**YOUR OBJECTIVE:** Your task is to write out the complete listing exactly as it is shown.

-- begin SUPPLIED RECORDS --

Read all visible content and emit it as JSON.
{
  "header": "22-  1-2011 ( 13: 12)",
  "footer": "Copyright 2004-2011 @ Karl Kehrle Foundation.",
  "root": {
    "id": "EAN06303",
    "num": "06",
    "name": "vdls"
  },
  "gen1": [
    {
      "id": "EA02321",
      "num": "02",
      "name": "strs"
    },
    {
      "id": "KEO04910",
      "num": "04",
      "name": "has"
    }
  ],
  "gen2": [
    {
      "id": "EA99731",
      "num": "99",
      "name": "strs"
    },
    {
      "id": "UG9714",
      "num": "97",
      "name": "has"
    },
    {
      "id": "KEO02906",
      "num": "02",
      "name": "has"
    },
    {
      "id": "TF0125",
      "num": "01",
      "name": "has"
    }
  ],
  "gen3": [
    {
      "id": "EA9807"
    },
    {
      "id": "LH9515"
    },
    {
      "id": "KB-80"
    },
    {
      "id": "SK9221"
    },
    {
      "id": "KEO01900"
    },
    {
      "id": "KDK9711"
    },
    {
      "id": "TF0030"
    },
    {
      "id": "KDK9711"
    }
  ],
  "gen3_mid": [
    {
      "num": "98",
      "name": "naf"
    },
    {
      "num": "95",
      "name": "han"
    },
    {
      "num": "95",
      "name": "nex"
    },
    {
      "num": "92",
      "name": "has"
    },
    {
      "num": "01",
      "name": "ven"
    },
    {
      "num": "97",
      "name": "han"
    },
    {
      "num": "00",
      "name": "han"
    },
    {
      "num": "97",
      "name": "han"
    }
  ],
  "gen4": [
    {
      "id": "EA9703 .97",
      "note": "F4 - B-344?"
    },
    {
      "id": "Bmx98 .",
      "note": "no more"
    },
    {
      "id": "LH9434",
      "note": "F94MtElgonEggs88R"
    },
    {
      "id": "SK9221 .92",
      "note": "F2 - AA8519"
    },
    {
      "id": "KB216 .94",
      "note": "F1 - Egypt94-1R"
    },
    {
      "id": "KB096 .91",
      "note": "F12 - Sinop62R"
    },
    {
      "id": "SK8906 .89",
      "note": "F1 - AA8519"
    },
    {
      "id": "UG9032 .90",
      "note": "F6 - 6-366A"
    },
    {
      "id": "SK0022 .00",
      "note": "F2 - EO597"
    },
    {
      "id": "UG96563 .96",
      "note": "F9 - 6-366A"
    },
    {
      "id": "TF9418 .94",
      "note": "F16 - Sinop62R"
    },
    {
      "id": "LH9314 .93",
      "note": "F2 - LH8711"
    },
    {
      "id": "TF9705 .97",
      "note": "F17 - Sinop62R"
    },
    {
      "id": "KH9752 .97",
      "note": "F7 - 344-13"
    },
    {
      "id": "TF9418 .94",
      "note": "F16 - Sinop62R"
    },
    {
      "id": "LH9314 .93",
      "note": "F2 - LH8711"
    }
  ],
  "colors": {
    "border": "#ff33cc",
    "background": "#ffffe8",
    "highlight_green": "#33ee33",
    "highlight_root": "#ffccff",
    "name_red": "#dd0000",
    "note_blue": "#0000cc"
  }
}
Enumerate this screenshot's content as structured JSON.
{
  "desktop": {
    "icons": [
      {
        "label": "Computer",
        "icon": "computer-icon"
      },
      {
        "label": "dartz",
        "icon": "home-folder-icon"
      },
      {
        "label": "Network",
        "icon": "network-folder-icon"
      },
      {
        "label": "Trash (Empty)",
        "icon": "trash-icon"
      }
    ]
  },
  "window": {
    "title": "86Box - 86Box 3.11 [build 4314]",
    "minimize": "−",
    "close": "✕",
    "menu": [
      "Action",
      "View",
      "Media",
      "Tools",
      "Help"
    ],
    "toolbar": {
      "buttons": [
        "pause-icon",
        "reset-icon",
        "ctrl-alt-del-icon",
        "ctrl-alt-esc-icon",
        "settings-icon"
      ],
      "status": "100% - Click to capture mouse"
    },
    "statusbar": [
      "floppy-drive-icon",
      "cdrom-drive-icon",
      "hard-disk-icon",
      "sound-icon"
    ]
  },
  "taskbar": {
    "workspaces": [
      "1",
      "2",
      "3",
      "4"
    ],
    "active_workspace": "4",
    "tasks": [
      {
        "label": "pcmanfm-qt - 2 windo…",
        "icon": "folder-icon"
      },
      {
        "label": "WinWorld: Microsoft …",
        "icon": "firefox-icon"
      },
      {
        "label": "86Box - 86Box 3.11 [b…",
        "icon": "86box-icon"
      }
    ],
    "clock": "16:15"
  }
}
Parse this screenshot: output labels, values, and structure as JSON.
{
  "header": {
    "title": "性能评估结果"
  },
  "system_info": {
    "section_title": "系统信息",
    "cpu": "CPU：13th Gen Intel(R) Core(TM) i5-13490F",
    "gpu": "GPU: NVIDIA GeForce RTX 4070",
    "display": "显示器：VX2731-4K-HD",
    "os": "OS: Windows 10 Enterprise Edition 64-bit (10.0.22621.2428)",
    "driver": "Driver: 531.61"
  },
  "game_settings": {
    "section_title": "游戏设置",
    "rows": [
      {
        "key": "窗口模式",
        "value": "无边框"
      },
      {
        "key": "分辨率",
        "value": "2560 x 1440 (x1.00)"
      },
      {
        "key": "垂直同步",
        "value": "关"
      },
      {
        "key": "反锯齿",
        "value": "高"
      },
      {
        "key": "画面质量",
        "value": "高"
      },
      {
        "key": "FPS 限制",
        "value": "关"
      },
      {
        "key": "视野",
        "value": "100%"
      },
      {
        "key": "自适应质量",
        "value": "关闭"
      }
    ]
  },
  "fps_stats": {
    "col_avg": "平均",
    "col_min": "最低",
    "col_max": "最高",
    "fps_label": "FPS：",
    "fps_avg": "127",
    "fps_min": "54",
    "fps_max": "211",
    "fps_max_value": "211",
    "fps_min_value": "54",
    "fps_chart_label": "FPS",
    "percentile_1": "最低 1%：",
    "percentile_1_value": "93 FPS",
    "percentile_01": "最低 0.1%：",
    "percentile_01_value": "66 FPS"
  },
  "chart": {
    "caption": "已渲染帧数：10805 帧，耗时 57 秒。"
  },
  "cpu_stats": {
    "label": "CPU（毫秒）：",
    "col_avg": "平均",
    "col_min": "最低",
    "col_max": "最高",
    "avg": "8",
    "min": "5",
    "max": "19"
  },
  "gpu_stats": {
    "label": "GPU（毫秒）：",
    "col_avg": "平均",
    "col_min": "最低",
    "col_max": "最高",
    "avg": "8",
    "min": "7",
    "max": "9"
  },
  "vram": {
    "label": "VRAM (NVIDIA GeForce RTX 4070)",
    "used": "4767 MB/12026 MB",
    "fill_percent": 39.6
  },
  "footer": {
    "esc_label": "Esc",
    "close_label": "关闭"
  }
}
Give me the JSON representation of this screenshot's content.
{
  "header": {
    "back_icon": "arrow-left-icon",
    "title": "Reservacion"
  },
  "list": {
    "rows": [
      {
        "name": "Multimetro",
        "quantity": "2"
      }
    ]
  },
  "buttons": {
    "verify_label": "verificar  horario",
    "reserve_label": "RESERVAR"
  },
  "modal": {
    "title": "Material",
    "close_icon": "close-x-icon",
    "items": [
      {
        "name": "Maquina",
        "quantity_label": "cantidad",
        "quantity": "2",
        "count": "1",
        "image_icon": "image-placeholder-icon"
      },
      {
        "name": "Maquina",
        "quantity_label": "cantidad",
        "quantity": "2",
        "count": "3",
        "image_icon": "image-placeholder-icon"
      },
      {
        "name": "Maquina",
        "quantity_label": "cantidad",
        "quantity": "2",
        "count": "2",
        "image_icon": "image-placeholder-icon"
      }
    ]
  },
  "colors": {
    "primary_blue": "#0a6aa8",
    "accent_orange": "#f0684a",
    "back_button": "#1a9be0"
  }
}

-- end SUPPLIED RECORDS --

**REPLY TO THE EXERCISE:**
Read all visible content and emit it as JSON.
{
  "header": "22-  1-2011 ( 13: 12)",
  "footer": "Copyright 2004-2011 @ Karl Kehrle Foundation.",
  "root": {
    "id": "EAN06303",
    "num": "06",
    "name": "vdls"
  },
  "gen1": [
    {
      "id": "EA02321",
      "num": "02",
      "name": "strs"
    },
    {
      "id": "KEO04910",
      "num": "04",
      "name": "has"
    }
  ],
  "gen2": [
    {
      "id": "EA99731",
      "num": "99",
      "name": "strs"
    },
    {
      "id": "UG9714",
      "num": "97",
      "name": "has"
    },
    {
      "id": "KEO02906",
      "num": "02",
      "name": "has"
    },
    {
      "id": "TF0125",
      "num": "01",
      "name": "has"
    }
  ],
  "gen3": [
    {
      "id": "EA9807"
    },
    {
      "id": "LH9515"
    },
    {
      "id": "KB-80"
    },
    {
      "id": "SK9221"
    },
    {
      "id": "KEO01900"
    },
    {
      "id": "KDK9711"
    },
    {
      "id": "TF0030"
    },
    {
      "id": "KDK9711"
    }
  ],
  "gen3_mid": [
    {
      "num": "98",
      "name": "naf"
    },
    {
      "num": "95",
      "name": "han"
    },
    {
      "num": "95",
      "name": "nex"
    },
    {
      "num": "92",
      "name": "has"
    },
    {
      "num": "01",
      "name": "ven"
    },
    {
      "num": "97",
      "name": "han"
    },
    {
      "num": "00",
      "name": "han"
    },
    {
      "num": "97",
      "name": "han"
    }
  ],
  "gen4": [
    {
      "id": "EA9703 .97",
      "note": "F4 - B-344?"
    },
    {
      "id": "Bmx98 .",
      "note": "no more"
    },
    {
      "id": "LH9434",
      "note": "F94MtElgonEggs88R"
    },
    {
      "id": "SK9221 .92",
      "note": "F2 - AA8519"
    },
    {
      "id": "KB216 .94",
      "note": "F1 - Egypt94-1R"
    },
    {
      "id": "KB096 .91",
      "note": "F12 - Sinop62R"
    },
    {
      "id": "SK8906 .89",
      "note": "F1 - AA8519"
    },
    {
      "id": "UG9032 .90",
      "note": "F6 - 6-366A"
    },
    {
      "id": "SK0022 .00",
      "note": "F2 - EO597"
    },
    {
      "id": "UG96563 .96",
      "note": "F9 - 6-366A"
    },
    {
      "id": "TF9418 .94",
      "note": "F16 - Sinop62R"
    },
    {
      "id": "LH9314 .93",
      "note": "F2 - LH8711"
    },
    {
      "id": "TF9705 .97",
      "note": "F17 - Sinop62R"
    },
    {
      "id": "KH9752 .97",
      "note": "F7 - 344-13"
    },
    {
      "id": "TF9418 .94",
      "note": "F16 - Sinop62R"
    },
    {
      "id": "LH9314 .93",
      "note": "F2 - LH8711"
    }
  ],
  "colors": {
    "border": "#ff33cc",
    "background": "#ffffe8",
    "highlight_green": "#33ee33",
    "highlight_root": "#ffccff",
    "name_red": "#dd0000",
    "note_blue": "#0000cc"
  }
}
Enumerate this screenshot's content as structured JSON.
{
  "desktop": {
    "icons": [
      {
        "label": "Computer",
        "icon": "computer-icon"
      },
      {
        "label": "dartz",
        "icon": "home-folder-icon"
      },
      {
        "label": "Network",
        "icon": "network-folder-icon"
      },
      {
        "label": "Trash (Empty)",
        "icon": "trash-icon"
      }
    ]
  },
  "window": {
    "title": "86Box - 86Box 3.11 [build 4314]",
    "minimize": "−",
    "close": "✕",
    "menu": [
      "Action",
      "View",
      "Media",
      "Tools",
      "Help"
    ],
    "toolbar": {
      "buttons": [
        "pause-icon",
        "reset-icon",
        "ctrl-alt-del-icon",
        "ctrl-alt-esc-icon",
        "settings-icon"
      ],
      "status": "100% - Click to capture mouse"
    },
    "statusbar": [
      "floppy-drive-icon",
      "cdrom-drive-icon",
      "hard-disk-icon",
      "sound-icon"
    ]
  },
  "taskbar": {
    "workspaces": [
      "1",
      "2",
      "3",
      "4"
    ],
    "active_workspace": "4",
    "tasks": [
      {
        "label": "pcmanfm-qt - 2 windo…",
        "icon": "folder-icon"
      },
      {
        "label": "WinWorld: Microsoft …",
        "icon": "firefox-icon"
      },
      {
        "label": "86Box - 86Box 3.11 [b…",
        "icon": "86box-icon"
      }
    ],
    "clock": "16:15"
  }
}
Parse this screenshot: output labels, values, and structure as JSON.
{
  "header": {
    "title": "性能评估结果"
  },
  "system_info": {
    "section_title": "系统信息",
    "cpu": "CPU：13th Gen Intel(R) Core(TM) i5-13490F",
    "gpu": "GPU: NVIDIA GeForce RTX 4070",
    "display": "显示器：VX2731-4K-HD",
    "os": "OS: Windows 10 Enterprise Edition 64-bit (10.0.22621.2428)",
    "driver": "Driver: 531.61"
  },
  "game_settings": {
    "section_title": "游戏设置",
    "rows": [
      {
        "key": "窗口模式",
        "value": "无边框"
      },
      {
        "key": "分辨率",
        "value": "2560 x 1440 (x1.00)"
      },
      {
        "key": "垂直同步",
        "value": "关"
      },
      {
        "key": "反锯齿",
        "value": "高"
      },
      {
        "key": "画面质量",
        "value": "高"
      },
      {
        "key": "FPS 限制",
        "value": "关"
      },
      {
        "key": "视野",
        "value": "100%"
      },
      {
        "key": "自适应质量",
        "value": "关闭"
      }
    ]
  },
  "fps_stats": {
    "col_avg": "平均",
    "col_min": "最低",
    "col_max": "最高",
    "fps_label": "FPS：",
    "fps_avg": "127",
    "fps_min": "54",
    "fps_max": "211",
    "fps_max_value": "211",
    "fps_min_value": "54",
    "fps_chart_label": "FPS",
    "percentile_1": "最低 1%：",
    "percentile_1_value": "93 FPS",
    "percentile_01": "最低 0.1%：",
    "percentile_01_value": "66 FPS"
  },
  "chart": {
    "caption": "已渲染帧数：10805 帧，耗时 57 秒。"
  },
  "cpu_stats": {
    "label": "CPU（毫秒）：",
    "col_avg": "平均",
    "col_min": "最低",
    "col_max": "最高",
    "avg": "8",
    "min": "5",
    "max": "19"
  },
  "gpu_stats": {
    "label": "GPU（毫秒）：",
    "col_avg": "平均",
    "col_min": "最低",
    "col_max": "最高",
    "avg": "8",
    "min": "7",
    "max": "9"
  },
  "vram": {
    "label": "VRAM (NVIDIA GeForce RTX 4070)",
    "used": "4767 MB/12026 MB",
    "fill_percent": 39.6
  },
  "footer": {
    "esc_label": "Esc",
    "close_label": "关闭"
  }
}
Give me the JSON representation of this screenshot's content.
{
  "header": {
    "back_icon": "arrow-left-icon",
    "title": "Reservacion"
  },
  "list": {
    "rows": [
      {
        "name": "Multimetro",
        "quantity": "2"
      }
    ]
  },
  "buttons": {
    "verify_label": "verificar  horario",
    "reserve_label": "RESERVAR"
  },
  "modal": {
    "title": "Material",
    "close_icon": "close-x-icon",
    "items": [
      {
        "name": "Maquina",
        "quantity_label": "cantidad",
        "quantity": "2",
        "count": "1",
        "image_icon": "image-placeholder-icon"
      },
      {
        "name": "Maquina",
        "quantity_label": "cantidad",
        "quantity": "2",
        "count": "3",
        "image_icon": "image-placeholder-icon"
      },
      {
        "name": "Maquina",
        "quantity_label": "cantidad",
        "quantity": "2",
        "count": "2",
        "image_icon": "image-placeholder-icon"
      }
    ]
  },
  "colors": {
    "primary_blue": "#0a6aa8",
    "accent_orange": "#f0684a",
    "back_button": "#1a9be0"
  }
}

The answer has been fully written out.